┌──

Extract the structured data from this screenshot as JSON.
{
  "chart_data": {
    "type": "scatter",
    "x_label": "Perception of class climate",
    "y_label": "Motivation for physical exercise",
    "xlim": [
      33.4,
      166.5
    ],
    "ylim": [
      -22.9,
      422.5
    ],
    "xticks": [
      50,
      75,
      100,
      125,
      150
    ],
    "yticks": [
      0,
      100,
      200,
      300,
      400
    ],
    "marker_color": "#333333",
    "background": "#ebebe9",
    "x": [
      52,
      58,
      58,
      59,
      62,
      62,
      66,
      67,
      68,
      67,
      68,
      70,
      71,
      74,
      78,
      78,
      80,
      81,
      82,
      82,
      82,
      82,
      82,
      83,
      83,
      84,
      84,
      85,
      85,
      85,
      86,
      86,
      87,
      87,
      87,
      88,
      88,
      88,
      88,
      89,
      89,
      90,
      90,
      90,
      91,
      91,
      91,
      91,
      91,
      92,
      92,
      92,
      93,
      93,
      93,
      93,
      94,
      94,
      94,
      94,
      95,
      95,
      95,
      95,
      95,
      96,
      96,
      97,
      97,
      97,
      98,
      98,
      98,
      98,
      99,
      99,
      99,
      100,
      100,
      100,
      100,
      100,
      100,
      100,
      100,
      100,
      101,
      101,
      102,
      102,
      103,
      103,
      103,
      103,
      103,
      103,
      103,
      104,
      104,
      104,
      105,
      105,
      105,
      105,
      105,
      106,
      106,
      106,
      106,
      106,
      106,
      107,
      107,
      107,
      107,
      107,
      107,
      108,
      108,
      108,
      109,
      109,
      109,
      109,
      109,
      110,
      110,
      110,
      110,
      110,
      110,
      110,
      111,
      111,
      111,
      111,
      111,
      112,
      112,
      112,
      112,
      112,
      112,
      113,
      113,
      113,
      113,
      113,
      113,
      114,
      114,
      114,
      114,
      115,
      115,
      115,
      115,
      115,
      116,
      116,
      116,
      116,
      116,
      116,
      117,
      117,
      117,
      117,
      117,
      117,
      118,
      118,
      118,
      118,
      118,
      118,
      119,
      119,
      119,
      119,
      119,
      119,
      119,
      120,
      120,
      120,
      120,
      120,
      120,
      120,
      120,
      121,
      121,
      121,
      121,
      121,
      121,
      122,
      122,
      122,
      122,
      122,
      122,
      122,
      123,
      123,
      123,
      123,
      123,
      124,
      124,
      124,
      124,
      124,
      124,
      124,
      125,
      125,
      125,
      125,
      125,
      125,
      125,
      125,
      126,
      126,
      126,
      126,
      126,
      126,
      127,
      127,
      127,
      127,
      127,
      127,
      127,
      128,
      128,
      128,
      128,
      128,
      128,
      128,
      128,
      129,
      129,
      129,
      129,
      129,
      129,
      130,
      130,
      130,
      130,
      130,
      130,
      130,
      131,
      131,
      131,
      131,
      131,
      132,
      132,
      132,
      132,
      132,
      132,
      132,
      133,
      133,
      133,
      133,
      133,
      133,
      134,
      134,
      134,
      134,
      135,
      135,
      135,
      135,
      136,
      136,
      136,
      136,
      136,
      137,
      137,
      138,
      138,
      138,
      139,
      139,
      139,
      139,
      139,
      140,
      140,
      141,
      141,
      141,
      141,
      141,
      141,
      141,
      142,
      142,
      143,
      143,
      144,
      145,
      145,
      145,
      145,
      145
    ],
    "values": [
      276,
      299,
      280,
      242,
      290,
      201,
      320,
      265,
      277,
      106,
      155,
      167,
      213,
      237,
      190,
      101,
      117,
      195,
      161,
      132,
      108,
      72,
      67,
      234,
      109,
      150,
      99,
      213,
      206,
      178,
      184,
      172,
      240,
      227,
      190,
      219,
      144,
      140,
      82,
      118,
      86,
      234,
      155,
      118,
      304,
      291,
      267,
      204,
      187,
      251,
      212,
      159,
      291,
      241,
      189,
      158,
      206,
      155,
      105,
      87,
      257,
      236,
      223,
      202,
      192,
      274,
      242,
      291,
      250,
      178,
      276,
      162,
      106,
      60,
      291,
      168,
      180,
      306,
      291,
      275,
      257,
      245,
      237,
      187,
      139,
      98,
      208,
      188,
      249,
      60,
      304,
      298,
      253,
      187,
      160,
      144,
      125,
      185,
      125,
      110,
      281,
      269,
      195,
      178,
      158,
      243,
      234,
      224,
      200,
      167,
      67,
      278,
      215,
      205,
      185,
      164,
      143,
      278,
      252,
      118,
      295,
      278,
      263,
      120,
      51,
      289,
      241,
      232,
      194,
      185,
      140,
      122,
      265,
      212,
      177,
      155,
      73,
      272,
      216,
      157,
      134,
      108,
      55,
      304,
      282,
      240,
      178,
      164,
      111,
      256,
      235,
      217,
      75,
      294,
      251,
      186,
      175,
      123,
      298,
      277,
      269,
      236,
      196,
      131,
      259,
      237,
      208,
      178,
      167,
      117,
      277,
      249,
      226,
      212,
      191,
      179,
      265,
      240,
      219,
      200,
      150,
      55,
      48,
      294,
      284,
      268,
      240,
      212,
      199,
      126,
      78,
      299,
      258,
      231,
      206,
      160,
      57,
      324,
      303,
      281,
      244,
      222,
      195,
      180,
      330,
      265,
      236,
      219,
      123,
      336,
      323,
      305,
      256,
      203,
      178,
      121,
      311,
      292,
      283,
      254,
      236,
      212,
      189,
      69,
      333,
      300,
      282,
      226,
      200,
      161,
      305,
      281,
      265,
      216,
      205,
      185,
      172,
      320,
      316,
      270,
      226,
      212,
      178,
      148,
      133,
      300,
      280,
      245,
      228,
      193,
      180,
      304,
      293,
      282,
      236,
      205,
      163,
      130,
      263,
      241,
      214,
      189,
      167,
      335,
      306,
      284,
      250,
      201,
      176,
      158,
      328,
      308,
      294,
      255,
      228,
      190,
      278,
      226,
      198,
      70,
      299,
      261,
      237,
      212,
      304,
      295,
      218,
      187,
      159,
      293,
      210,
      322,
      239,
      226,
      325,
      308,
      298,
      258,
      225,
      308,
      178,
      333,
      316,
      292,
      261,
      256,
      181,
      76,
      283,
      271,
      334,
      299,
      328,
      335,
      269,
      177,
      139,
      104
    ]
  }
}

└──

▶ _TASK_: Each line of the listing above should be output exactly.

▶ _EXPECTED ANSWER_:
Extract the structured data from this screenshot as JSON.
{
  "chart_data": {
    "type": "scatter",
    "x_label": "Perception of class climate",
    "y_label": "Motivation for physical exercise",
    "xlim": [
      33.4,
      166.5
    ],
    "ylim": [
      -22.9,
      422.5
    ],
    "xticks": [
      50,
      75,
      100,
      125,
      150
    ],
    "yticks": [
      0,
      100,
      200,
      300,
      400
    ],
    "marker_color": "#333333",
    "background": "#ebebe9",
    "x": [
      52,
      58,
      58,
      59,
      62,
      62,
      66,
      67,
      68,
      67,
      68,
      70,
      71,
      74,
      78,
      78,
      80,
      81,
      82,
      82,
      82,
      82,
      82,
      83,
      83,
      84,
      84,
      85,
      85,
      85,
      86,
      86,
      87,
      87,
      87,
      88,
      88,
      88,
      88,
      89,
      89,
      90,
      90,
      90,
      91,
      91,
      91,
      91,
      91,
      92,
      92,
      92,
      93,
      93,
      93,
      93,
      94,
      94,
      94,
      94,
      95,
      95,
      95,
      95,
      95,
      96,
      96,
      97,
      97,
      97,
      98,
      98,
      98,
      98,
      99,
      99,
      99,
      100,
      100,
      100,
      100,
      100,
      100,
      100,
      100,
      100,
      101,
      101,
      102,
      102,
      103,
      103,
      103,
      103,
      103,
      103,
      103,
      104,
      104,
      104,
      105,
      105,
      105,
      105,
      105,
      106,
      106,
      106,
      106,
      106,
      106,
      107,
      107,
      107,
      107,
      107,
      107,
      108,
      108,
      108,
      109,
      109,
      109,
      109,
      109,
      110,
      110,
      110,
      110,
      110,
      110,
      110,
      111,
      111,
      111,
      111,
      111,
      112,
      112,
      112,
      112,
      112,
      112,
      113,
      113,
      113,
      113,
      113,
      113,
      114,
      114,
      114,
      114,
      115,
      115,
      115,
      115,
      115,
      116,
      116,
      116,
      116,
      116,
      116,
      117,
      117,
      117,
      117,
      117,
      117,
      118,
      118,
      118,
      118,
      118,
      118,
      119,
      119,
      119,
      119,
      119,
      119,
      119,
      120,
      120,
      120,
      120,
      120,
      120,
      120,
      120,
      121,
      121,
      121,
      121,
      121,
      121,
      122,
      122,
      122,
      122,
      122,
      122,
      122,
      123,
      123,
      123,
      123,
      123,
      124,
      124,
      124,
      124,
      124,
      124,
      124,
      125,
      125,
      125,
      125,
      125,
      125,
      125,
      125,
      126,
      126,
      126,
      126,
      126,
      126,
      127,
      127,
      127,
      127,
      127,
      127,
      127,
      128,
      128,
      128,
      128,
      128,
      128,
      128,
      128,
      129,
      129,
      129,
      129,
      129,
      129,
      130,
      130,
      130,
      130,
      130,
      130,
      130,
      131,
      131,
      131,
      131,
      131,
      132,
      132,
      132,
      132,
      132,
      132,
      132,
      133,
      133,
      133,
      133,
      133,
      133,
      134,
      134,
      134,
      134,
      135,
      135,
      135,
      135,
      136,
      136,
      136,
      136,
      136,
      137,
      137,
      138,
      138,
      138,
      139,
      139,
      139,
      139,
      139,
      140,
      140,
      141,
      141,
      141,
      141,
      141,
      141,
      141,
      142,
      142,
      143,
      143,
      144,
      145,
      145,
      145,
      145,
      145
    ],
    "values": [
      276,
      299,
      280,
      242,
      290,
      201,
      320,
      265,
      277,
      106,
      155,
      167,
      213,
      237,
      190,
      101,
      117,
      195,
      161,
      132,
      108,
      72,
      67,
      234,
      109,
      150,
      99,
      213,
      206,
      178,
      184,
      172,
      240,
      227,
      190,
      219,
      144,
      140,
      82,
      118,
      86,
      234,
      155,
      118,
      304,
      291,
      267,
      204,
      187,
      251,
      212,
      159,
      291,
      241,
      189,
      158,
      206,
      155,
      105,
      87,
      257,
      236,
      223,
      202,
      192,
      274,
      242,
      291,
      250,
      178,
      276,
      162,
      106,
      60,
      291,
      168,
      180,
      306,
      291,
      275,
      257,
      245,
      237,
      187,
      139,
      98,
      208,
      188,
      249,
      60,
      304,
      298,
      253,
      187,
      160,
      144,
      125,
      185,
      125,
      110,
      281,
      269,
      195,
      178,
      158,
      243,
      234,
      224,
      200,
      167,
      67,
      278,
      215,
      205,
      185,
      164,
      143,
      278,
      252,
      118,
      295,
      278,
      263,
      120,
      51,
      289,
      241,
      232,
      194,
      185,
      140,
      122,
      265,
      212,
      177,
      155,
      73,
      272,
      216,
      157,
      134,
      108,
      55,
      304,
      282,
      240,
      178,
      164,
      111,
      256,
      235,
      217,
      75,
      294,
      251,
      186,
      175,
      123,
      298,
      277,
      269,
      236,
      196,
      131,
      259,
      237,
      208,
      178,
      167,
      117,
      277,
      249,
      226,
      212,
      191,
      179,
      265,
      240,
      219,
      200,
      150,
      55,
      48,
      294,
      284,
      268,
      240,
      212,
      199,
      126,
      78,
      299,
      258,
      231,
      206,
      160,
      57,
      324,
      303,
      281,
      244,
      222,
      195,
      180,
      330,
      265,
      236,
      219,
      123,
      336,
      323,
      305,
      256,
      203,
      178,
      121,
      311,
      292,
      283,
      254,
      236,
      212,
      189,
      69,
      333,
      300,
      282,
      226,
      200,
      161,
      305,
      281,
      265,
      216,
      205,
      185,
      172,
      320,
      316,
      270,
      226,
      212,
      178,
      148,
      133,
      300,
      280,
      245,
      228,
      193,
      180,
      304,
      293,
      282,
      236,
      205,
      163,
      130,
      263,
      241,
      214,
      189,
      167,
      335,
      306,
      284,
      250,
      201,
      176,
      158,
      328,
      308,
      294,
      255,
      228,
      190,
      278,
      226,
      198,
      70,
      299,
      261,
      237,
      212,
      304,
      295,
      218,
      187,
      159,
      293,
      210,
      322,
      239,
      226,
      325,
      308,
      298,
      258,
      225,
      308,
      178,
      333,
      316,
      292,
      261,
      256,
      181,
      76,
      283,
      271,
      334,
      299,
      328,
      335,
      269,
      177,
      139,
      104
    ]
  }
}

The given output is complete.